** begin **

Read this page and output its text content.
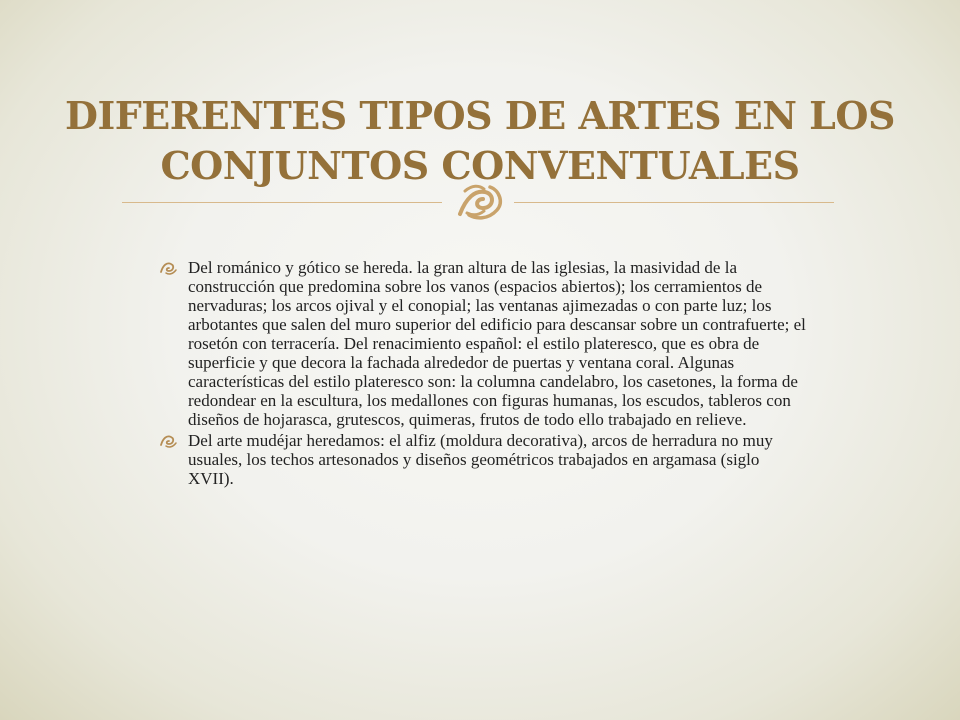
DIFERENTES TIPOS DE ARTES EN LOS CONJUNTOS CONVENTUALES
Del románico y gótico se hereda. la gran altura de las iglesias, la masividad de la construcción que predomina sobre los vanos (espacios abiertos); los cerramientos de nervaduras; los arcos ojival y el conopial; las ventanas ajimezadas o con parte luz; los arbotantes que salen del muro superior del edificio para descansar sobre un contrafuerte; el rosetón con terracería. Del renacimiento español: el estilo plateresco, que es obra de superficie y que decora la fachada alrededor de puertas y ventana coral. Algunas características del estilo plateresco son: la columna candelabro, los casetones, la forma de redondear en la escultura, los medallones con figuras humanas, los escudos, tableros con diseños de hojarasca, grutescos, quimeras, frutos de todo ello trabajado en relieve.
Del arte mudéjar heredamos: el alfiz (moldura decorativa), arcos de herradura no muy usuales, los techos artesonados y diseños geométricos trabajados en argamasa (siglo XVII).
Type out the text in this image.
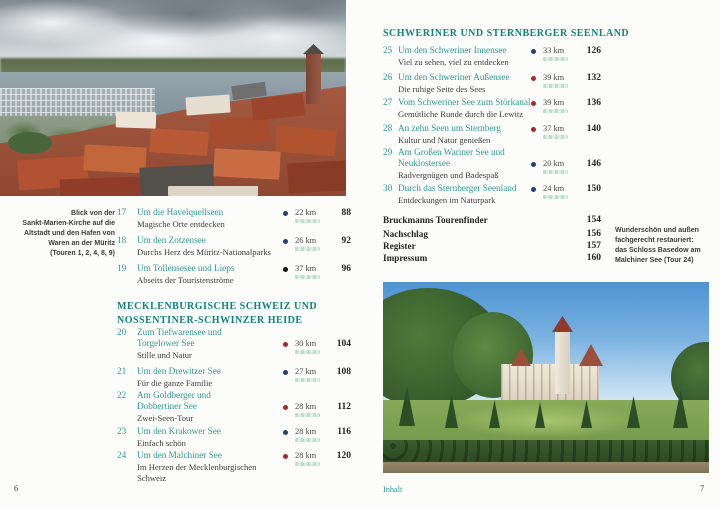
Blick von der
Sankt-Marien-Kirche auf die
Altstadt und den Hafen von
Waren an der Müritz
(Touren 1, 2, 4, 8, 9)
17 Um die Havelquellseen
Magische Orte entdecken
22 km	88
18 Um den Zotzensee
Durchs Herz des Müritz-Nationalparks
26 km	92
19 Um Tollensesee und Lieps
Abseits der Touristenströme
37 km	96
MECKLENBURGISCHE SCHWEIZ UND
NOSSENTINER-SCHWINZER HEIDE
20 Zum Tiefwarensee und
Torgelower See
Stille und Natur
30 km	104
21 Um den Drewitzer See
Für die ganze Familie
27 km	108
22 Am Goldberger und
Dobbertiner See
Zwei-Seen-Tour
28 km	112
23 Um den Krakower See
Einfach schön
28 km	116
24 Um den Malchiner See
Im Herzen der Mecklenburgischen
Schweiz
28 km	120
SCHWERINER UND STERNBERGER SEENLAND
25 Um den Schweriner Innensee
Viel zu sehen, viel zu entdecken
33 km	126
26 Um den Schweriner Außensee
Die ruhige Seite des Sees
39 km	132
27 Vom Schweriner See zum Störkanal
Gemütliche Runde durch die Lewitz
39 km	136
28 An zehn Seen um Sternberg
Kultur und Natur genießen
37 km	140
29 Am Großen Wariner See und
Neuklostersee
Radvergnügen und Badespaß
20 km	146
30 Durch das Sternberger Seenland
Entdeckungen im Naturpark
24 km	150
Bruckmanns Tourenfinder	154
Nachschlag	156
Register	157
Impressum	160
Wunderschön und außen
fachgerecht restauriert:
das Schloss Basedow am
Malchiner See (Tour 24)
6	Inhalt	7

** end **

STATED GOAL: Skipping the pictures, transcribe each line above exactly as it appears.

FINAL ANSWER:
Read this page and output its text content.
DIFERENTES TIPOS DE ARTES EN LOS CONJUNTOS CONVENTUALES
Del románico y gótico se hereda. la gran altura de las iglesias, la masividad de la construcción que predomina sobre los vanos (espacios abiertos); los cerramientos de nervaduras; los arcos ojival y el conopial; las ventanas ajimezadas o con parte luz; los arbotantes que salen del muro superior del edificio para descansar sobre un contrafuerte; el rosetón con terracería. Del renacimiento español: el estilo plateresco, que es obra de superficie y que decora la fachada alrededor de puertas y ventana coral. Algunas características del estilo plateresco son: la columna candelabro, los casetones, la forma de redondear en la escultura, los medallones con figuras humanas, los escudos, tableros con diseños de hojarasca, grutescos, quimeras, frutos de todo ello trabajado en relieve.
Del arte mudéjar heredamos: el alfiz (moldura decorativa), arcos de herradura no muy usuales, los techos artesonados y diseños geométricos trabajados en argamasa (siglo XVII).
Type out the text in this image.
Blick von der
Sankt-Marien-Kirche auf die
Altstadt und den Hafen von
Waren an der Müritz
(Touren 1, 2, 4, 8, 9)
17 Um die Havelquellseen
Magische Orte entdecken
22 km	88
18 Um den Zotzensee
Durchs Herz des Müritz-Nationalparks
26 km	92
19 Um Tollensesee und Lieps
Abseits der Touristenströme
37 km	96
MECKLENBURGISCHE SCHWEIZ UND
NOSSENTINER-SCHWINZER HEIDE
20 Zum Tiefwarensee und
Torgelower See
Stille und Natur
30 km	104
21 Um den Drewitzer See
Für die ganze Familie
27 km	108
22 Am Goldberger und
Dobbertiner See
Zwei-Seen-Tour
28 km	112
23 Um den Krakower See
Einfach schön
28 km	116
24 Um den Malchiner See
Im Herzen der Mecklenburgischen
Schweiz
28 km	120
SCHWERINER UND STERNBERGER SEENLAND
25 Um den Schweriner Innensee
Viel zu sehen, viel zu entdecken
33 km	126
26 Um den Schweriner Außensee
Die ruhige Seite des Sees
39 km	132
27 Vom Schweriner See zum Störkanal
Gemütliche Runde durch die Lewitz
39 km	136
28 An zehn Seen um Sternberg
Kultur und Natur genießen
37 km	140
29 Am Großen Wariner See und
Neuklostersee
Radvergnügen und Badespaß
20 km	146
30 Durch das Sternberger Seenland
Entdeckungen im Naturpark
24 km	150
Bruckmanns Tourenfinder	154
Nachschlag	156
Register	157
Impressum	160
Wunderschön und außen
fachgerecht restauriert:
das Schloss Basedow am
Malchiner See (Tour 24)
6	Inhalt	7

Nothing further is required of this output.